* _Document text_:

Thursday, February 16, 2023

Wrong Decisions?

The Bible addresses not only the acts of sin, but sinful attitudes and desires that cause us to sin against Almighty God. Jesus spoke in the Sermon on the Mount on the heart concerns that will drive us to do harm to others in Matthew 5:
21 "You have heard that it was said to those of old, 'You shall not murder, and whoever murders will be in danger of the judgment.'
22 But I say to you that whoever is angry with his brother without a cause shall be in danger of the judgment. And whoever says to his brother, 'Raca!' shall be in danger of the council. But whoever says, 'You fool!' shall be in danger of hell fire.
23 Therefore if you bring your gift to the altar, and there remember that your brother has something against you,
24 leave your gift there before the altar, and go your way. First be reconciled to your brother, and then come and offer your gift.

* _Records supplied_:
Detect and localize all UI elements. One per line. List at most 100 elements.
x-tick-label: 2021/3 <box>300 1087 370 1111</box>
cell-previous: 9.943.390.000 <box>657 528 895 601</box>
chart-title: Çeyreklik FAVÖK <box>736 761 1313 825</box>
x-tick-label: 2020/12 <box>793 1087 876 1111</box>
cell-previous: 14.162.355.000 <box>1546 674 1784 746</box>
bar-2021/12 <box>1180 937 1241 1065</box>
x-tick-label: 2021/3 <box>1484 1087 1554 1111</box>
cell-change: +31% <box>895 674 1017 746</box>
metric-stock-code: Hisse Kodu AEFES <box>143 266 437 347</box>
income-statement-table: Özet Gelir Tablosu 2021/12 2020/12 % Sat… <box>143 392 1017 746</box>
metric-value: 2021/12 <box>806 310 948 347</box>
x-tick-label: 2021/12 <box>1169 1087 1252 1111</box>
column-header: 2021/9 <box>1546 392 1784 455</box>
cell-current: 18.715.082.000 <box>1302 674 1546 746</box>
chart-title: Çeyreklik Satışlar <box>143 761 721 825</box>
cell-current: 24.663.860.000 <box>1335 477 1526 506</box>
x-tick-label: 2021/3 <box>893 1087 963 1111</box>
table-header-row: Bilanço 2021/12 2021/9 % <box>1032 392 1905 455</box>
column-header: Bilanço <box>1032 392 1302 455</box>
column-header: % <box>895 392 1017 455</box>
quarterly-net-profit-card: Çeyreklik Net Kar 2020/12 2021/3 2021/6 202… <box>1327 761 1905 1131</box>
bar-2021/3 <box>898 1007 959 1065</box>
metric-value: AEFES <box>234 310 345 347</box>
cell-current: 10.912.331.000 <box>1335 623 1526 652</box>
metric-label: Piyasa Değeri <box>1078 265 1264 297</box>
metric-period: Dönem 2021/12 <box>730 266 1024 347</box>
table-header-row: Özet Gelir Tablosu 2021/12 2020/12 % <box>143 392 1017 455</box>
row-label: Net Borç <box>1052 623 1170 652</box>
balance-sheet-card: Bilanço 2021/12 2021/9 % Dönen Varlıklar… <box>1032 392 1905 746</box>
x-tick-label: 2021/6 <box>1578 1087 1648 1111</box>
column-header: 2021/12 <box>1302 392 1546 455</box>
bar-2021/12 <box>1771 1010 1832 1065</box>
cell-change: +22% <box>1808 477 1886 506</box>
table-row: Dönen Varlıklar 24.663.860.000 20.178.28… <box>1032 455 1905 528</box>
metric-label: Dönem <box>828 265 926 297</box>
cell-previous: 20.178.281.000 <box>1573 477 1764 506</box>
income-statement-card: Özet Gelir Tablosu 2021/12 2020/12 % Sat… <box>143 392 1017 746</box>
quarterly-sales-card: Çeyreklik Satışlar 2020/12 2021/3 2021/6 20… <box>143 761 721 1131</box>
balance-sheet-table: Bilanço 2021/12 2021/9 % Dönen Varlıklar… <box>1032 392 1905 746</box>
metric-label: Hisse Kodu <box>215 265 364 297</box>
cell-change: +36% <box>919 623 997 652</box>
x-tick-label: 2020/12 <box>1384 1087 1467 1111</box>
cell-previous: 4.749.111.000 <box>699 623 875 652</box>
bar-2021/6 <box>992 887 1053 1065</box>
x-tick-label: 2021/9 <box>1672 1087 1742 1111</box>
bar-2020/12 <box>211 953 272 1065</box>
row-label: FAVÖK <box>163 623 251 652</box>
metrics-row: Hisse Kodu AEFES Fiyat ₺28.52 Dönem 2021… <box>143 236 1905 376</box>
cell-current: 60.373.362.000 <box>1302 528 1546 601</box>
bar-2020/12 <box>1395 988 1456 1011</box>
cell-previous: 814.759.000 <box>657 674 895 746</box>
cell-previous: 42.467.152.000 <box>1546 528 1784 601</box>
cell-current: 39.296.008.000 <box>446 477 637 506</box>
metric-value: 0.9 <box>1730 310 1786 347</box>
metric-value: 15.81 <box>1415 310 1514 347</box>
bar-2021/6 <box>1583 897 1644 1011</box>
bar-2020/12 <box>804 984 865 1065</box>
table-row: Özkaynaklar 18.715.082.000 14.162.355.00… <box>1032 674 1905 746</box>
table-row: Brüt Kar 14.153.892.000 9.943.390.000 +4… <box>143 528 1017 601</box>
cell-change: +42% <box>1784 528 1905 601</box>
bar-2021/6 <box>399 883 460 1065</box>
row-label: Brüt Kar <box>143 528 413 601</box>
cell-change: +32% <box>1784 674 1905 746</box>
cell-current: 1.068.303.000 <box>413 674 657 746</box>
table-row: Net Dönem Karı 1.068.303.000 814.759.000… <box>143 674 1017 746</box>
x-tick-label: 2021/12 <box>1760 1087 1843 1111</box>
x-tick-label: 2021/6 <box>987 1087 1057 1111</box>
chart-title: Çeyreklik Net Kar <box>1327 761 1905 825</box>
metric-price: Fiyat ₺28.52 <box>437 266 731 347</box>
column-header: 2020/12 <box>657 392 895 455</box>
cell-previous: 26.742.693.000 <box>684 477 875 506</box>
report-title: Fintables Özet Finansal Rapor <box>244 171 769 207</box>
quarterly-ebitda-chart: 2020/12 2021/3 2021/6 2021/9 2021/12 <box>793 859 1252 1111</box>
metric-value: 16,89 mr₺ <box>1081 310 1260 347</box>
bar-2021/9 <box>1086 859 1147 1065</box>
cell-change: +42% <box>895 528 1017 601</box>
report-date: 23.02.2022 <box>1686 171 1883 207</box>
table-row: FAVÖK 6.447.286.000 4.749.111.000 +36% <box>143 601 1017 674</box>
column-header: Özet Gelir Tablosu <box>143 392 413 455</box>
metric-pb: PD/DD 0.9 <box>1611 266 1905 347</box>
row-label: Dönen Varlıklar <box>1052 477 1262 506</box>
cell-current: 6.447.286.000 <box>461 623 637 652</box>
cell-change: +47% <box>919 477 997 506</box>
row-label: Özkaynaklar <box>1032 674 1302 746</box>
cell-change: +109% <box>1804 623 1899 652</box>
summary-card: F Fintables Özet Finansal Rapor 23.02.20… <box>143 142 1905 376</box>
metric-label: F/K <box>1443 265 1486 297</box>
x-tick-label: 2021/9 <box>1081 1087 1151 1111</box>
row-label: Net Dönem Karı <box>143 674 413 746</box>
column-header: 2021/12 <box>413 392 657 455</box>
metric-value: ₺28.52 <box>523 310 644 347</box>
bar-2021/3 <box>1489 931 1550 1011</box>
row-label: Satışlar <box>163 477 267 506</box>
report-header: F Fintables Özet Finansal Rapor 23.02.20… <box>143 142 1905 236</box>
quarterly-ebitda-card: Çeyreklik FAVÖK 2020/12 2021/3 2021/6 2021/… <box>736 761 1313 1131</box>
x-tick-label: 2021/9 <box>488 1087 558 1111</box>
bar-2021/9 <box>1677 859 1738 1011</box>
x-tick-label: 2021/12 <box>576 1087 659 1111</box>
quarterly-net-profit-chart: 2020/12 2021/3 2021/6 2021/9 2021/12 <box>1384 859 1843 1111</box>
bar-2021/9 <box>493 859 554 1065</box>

* _Tasks_:
- a) Answer these questions about the post on wrong decisions:
(i) What date heads the post?
(ii) Under verse 22, what is a person who says "Raca!" to his brother in danger of?
(iii) Under verse 24, what must come first before the gift is offered?
- b) Reproduce word for word the records from their first line through the line containing "chart-title: Çeyreklik FAVÖK", both lines included.

* _Answer set_:
- a)
(i) Thursday, February 16, 2023
(ii) The council
(iii) Being reconciled to one's brother

- b)
Detect and localize all UI elements. One per line. List at most 100 elements.
x-tick-label: 2021/3 <box>300 1087 370 1111</box>
cell-previous: 9.943.390.000 <box>657 528 895 601</box>
chart-title: Çeyreklik FAVÖK <box>736 761 1313 825</box>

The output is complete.